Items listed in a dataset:
══════════

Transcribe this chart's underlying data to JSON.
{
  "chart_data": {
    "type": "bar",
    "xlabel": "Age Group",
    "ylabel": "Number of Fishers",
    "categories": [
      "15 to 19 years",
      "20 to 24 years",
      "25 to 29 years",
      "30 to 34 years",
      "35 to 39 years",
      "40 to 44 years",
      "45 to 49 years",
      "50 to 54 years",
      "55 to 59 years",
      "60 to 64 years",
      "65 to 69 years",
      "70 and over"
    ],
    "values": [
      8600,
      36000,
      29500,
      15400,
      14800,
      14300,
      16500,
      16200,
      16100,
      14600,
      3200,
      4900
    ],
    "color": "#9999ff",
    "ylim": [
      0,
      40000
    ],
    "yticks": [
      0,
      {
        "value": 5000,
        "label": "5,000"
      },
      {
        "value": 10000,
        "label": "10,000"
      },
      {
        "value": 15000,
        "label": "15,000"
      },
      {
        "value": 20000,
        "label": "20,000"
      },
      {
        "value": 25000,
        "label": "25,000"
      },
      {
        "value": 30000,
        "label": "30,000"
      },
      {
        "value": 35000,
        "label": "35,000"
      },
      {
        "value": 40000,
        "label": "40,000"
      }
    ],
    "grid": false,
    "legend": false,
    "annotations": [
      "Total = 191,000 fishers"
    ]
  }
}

══════════

Exercise objective: Write out every entry above, word for word.

Exercise answer:
Transcribe this chart's underlying data to JSON.
{
  "chart_data": {
    "type": "bar",
    "xlabel": "Age Group",
    "ylabel": "Number of Fishers",
    "categories": [
      "15 to 19 years",
      "20 to 24 years",
      "25 to 29 years",
      "30 to 34 years",
      "35 to 39 years",
      "40 to 44 years",
      "45 to 49 years",
      "50 to 54 years",
      "55 to 59 years",
      "60 to 64 years",
      "65 to 69 years",
      "70 and over"
    ],
    "values": [
      8600,
      36000,
      29500,
      15400,
      14800,
      14300,
      16500,
      16200,
      16100,
      14600,
      3200,
      4900
    ],
    "color": "#9999ff",
    "ylim": [
      0,
      40000
    ],
    "yticks": [
      0,
      {
        "value": 5000,
        "label": "5,000"
      },
      {
        "value": 10000,
        "label": "10,000"
      },
      {
        "value": 15000,
        "label": "15,000"
      },
      {
        "value": 20000,
        "label": "20,000"
      },
      {
        "value": 25000,
        "label": "25,000"
      },
      {
        "value": 30000,
        "label": "30,000"
      },
      {
        "value": 35000,
        "label": "35,000"
      },
      {
        "value": 40000,
        "label": "40,000"
      }
    ],
    "grid": false,
    "legend": false,
    "annotations": [
      "Total = 191,000 fishers"
    ]
  }
}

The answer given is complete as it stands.